Colorado River

Credit: Adrille · CC BY-SA 3.0
The Colorado River is a long river in the western United States and northern Mexico. It starts high in the Rocky Mountains of Colorado and flows about 1,450 miles to the Gulf of California. Along the way, it passes through seven U.S. states and two Mexican states. It is one of the most important rivers in North America, even though it is not one of the biggest.
The river begins as melting snow near the top of the Rocky Mountains. At its source, the water is clear and cold. As the river flows south and west, it gathers water from many smaller rivers, called tributaries. The biggest tributary is the Green River, which joins the Colorado in Utah.
The Colorado is famous for the canyons it has carved. Over millions of years, the river has cut through layers of rock to form some of the deepest canyons in the world. The most famous is the Grand Canyon in Arizona, which is more than a mile deep in places. The river is still cutting deeper today, just very slowly. It carves about the thickness of a sheet of paper each year.
The water of the Colorado is often a muddy reddish brown. That is actually how the river got its name. "Colorado" means "colored red" in Spanish. Spanish explorers named it for the red mud and sand the water picks up as it flows through the desert.

◆ GIVEN DATA ◆
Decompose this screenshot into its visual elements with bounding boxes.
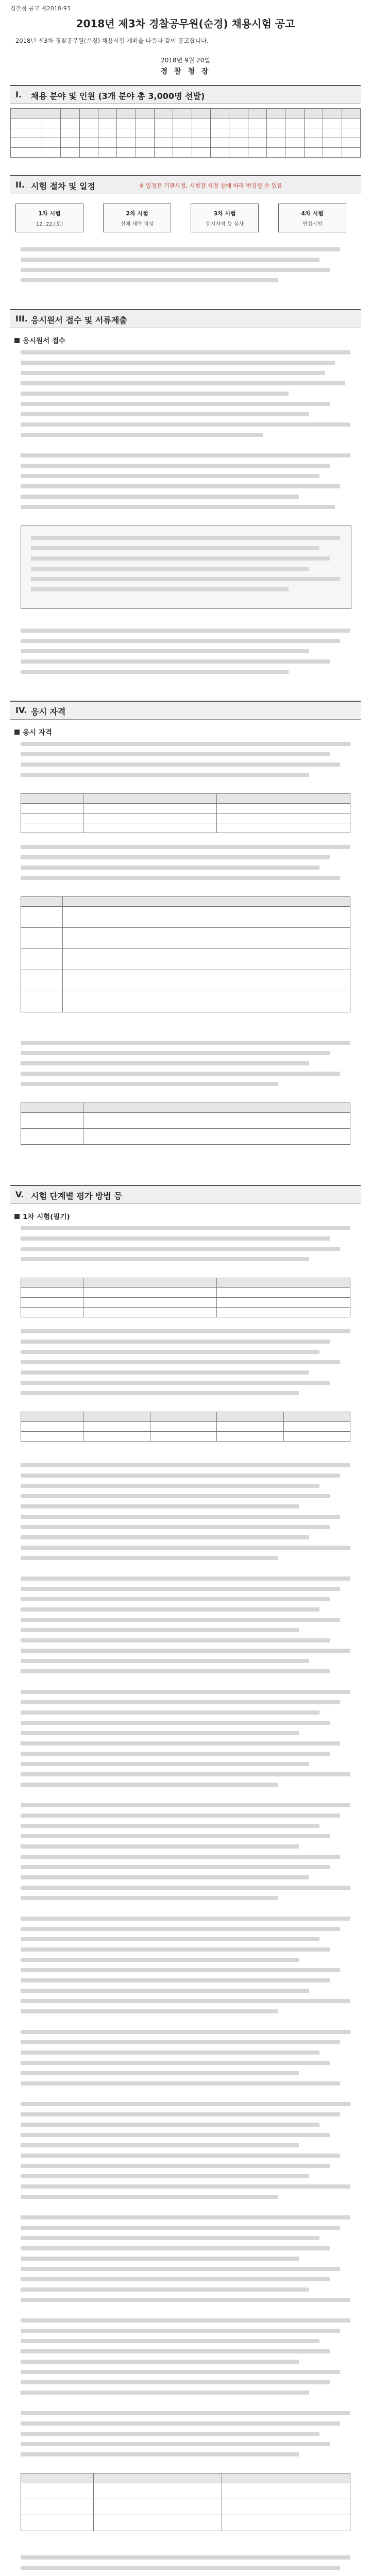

◆ TO BE DONE ◆
(a) Copy the Colorado River passage word for word, starting with "Credit: Adrille ·" and going on through "Colorado in Utah.".
(b) Write a continuation of the piece on the Colorado River, picking up after its last sentence.

◆ FINAL RESULTS ◆
(a)
Credit: Adrille · CC BY-SA 3.0
The Colorado River is a long river in the western United States and northern Mexico. It starts high in the Rocky Mountains of Colorado and flows about 1,450 miles to the Gulf of California. Along the way, it passes through seven U.S. states and two Mexican states. It is one of the most important rivers in North America, even though it is not one of the biggest.
The river begins as melting snow near the top of the Rocky Mountains. At its source, the water is clear and cold. As the river flows south and west, it gathers water from many smaller rivers, called tributaries. The biggest tributary is the Green River, which joins the Colorado in Utah.

(b)
Today the Colorado River is one of the most controlled rivers on Earth. Huge dams block its path to store water and make electricity. The most famous is Hoover Dam, built in the 1930s between Nevada and Arizona. Behind Hoover Dam sits Lake Mead, one of the largest human-made lakes in the United States. Glen Canyon Dam, farther upstream, created another huge lake called Lake Powell.
About 40 million people depend on the Colorado for drinking water. The river also waters millions of acres of farmland that grow vegetables, fruit, and hay. Cities like Las Vegas, Phoenix, Los Angeles, and San Diego all pull water from the Colorado, even though some of them are far away.
This heavy use has caused a serious problem. Scientists and farmers and city leaders argue about how to share the water, because there is not enough for everyone who wants it. Long droughts have made Lake Mead and Lake Powell shrink to record low levels. Some scientists worry the river cannot keep supplying so many people. The future of the Colorado may be the biggest water question in the American West.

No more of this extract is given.